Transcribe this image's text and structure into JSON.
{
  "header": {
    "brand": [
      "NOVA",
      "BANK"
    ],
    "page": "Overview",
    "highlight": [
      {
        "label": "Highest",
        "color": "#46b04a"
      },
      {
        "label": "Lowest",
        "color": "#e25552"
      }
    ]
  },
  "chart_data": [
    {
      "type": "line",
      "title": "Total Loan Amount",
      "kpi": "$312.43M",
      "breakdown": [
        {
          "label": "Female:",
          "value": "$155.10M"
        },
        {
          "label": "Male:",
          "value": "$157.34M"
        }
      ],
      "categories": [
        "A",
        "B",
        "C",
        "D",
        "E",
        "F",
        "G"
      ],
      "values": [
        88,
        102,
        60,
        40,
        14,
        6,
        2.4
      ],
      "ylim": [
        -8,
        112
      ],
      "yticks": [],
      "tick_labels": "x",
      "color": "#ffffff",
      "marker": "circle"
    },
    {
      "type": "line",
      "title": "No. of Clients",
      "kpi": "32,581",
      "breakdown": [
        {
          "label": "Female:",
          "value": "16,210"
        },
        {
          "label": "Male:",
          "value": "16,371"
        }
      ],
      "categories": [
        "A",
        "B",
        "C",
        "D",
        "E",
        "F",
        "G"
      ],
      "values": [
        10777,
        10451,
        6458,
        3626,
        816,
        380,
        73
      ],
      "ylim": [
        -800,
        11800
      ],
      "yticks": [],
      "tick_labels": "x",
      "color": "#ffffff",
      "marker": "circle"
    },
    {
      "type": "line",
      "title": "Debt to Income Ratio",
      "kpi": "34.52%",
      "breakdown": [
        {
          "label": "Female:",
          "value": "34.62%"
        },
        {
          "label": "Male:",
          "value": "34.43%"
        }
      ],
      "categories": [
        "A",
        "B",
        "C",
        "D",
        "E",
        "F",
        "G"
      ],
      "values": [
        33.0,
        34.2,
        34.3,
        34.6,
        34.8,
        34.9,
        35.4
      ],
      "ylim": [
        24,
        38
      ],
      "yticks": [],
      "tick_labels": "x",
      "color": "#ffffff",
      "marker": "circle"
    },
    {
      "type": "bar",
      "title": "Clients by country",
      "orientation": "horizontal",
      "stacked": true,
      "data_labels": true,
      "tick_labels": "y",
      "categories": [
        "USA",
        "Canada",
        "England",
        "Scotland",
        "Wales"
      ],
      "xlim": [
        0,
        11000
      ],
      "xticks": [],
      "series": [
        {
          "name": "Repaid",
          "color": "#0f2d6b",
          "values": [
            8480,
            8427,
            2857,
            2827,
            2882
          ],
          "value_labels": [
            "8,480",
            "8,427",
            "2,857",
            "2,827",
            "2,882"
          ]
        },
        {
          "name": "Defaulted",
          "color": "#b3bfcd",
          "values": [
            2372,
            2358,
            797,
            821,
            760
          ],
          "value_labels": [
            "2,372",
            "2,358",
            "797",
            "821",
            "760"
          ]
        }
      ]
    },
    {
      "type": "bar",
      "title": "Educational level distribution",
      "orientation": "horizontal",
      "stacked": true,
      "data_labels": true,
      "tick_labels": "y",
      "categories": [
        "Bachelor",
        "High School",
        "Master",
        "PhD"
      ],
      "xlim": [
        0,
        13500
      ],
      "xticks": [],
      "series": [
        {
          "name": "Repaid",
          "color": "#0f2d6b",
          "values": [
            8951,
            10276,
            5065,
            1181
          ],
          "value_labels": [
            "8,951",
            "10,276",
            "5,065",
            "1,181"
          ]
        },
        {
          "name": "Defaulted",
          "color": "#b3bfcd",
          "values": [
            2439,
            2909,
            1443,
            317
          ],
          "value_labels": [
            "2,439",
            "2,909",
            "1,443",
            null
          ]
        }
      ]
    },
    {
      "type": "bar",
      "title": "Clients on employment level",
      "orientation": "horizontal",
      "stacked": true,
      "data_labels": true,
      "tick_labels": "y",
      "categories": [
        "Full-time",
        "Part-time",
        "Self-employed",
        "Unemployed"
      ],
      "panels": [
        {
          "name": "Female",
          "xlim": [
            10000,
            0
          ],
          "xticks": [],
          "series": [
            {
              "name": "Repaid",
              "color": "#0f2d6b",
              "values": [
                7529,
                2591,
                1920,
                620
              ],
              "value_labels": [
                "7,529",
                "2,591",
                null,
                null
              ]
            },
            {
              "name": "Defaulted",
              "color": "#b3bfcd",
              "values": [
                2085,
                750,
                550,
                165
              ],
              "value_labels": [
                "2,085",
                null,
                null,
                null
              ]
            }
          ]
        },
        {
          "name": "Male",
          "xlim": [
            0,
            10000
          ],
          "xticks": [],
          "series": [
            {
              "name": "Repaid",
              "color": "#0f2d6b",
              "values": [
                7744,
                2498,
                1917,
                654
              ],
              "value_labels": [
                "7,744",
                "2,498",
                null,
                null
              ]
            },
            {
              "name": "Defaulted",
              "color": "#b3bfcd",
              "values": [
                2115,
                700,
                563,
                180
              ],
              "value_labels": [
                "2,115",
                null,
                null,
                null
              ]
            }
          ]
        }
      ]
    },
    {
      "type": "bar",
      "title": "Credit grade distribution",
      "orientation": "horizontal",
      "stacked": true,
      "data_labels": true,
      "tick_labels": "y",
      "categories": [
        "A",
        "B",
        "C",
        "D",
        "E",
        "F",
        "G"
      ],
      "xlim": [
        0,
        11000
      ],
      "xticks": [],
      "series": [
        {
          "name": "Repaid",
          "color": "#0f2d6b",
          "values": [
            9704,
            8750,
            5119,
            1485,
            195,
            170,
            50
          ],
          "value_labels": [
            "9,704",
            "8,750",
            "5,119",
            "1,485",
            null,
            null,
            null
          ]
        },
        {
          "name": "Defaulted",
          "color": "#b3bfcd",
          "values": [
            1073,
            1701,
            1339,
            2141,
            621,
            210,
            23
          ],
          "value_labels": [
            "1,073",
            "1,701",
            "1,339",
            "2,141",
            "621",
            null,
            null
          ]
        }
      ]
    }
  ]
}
----
**Task goal**
Select the lines that carry the string "distribution" and copy them.

**Expected output**
      "title": "Educational level distribution",
      "title": "Credit grade distribution",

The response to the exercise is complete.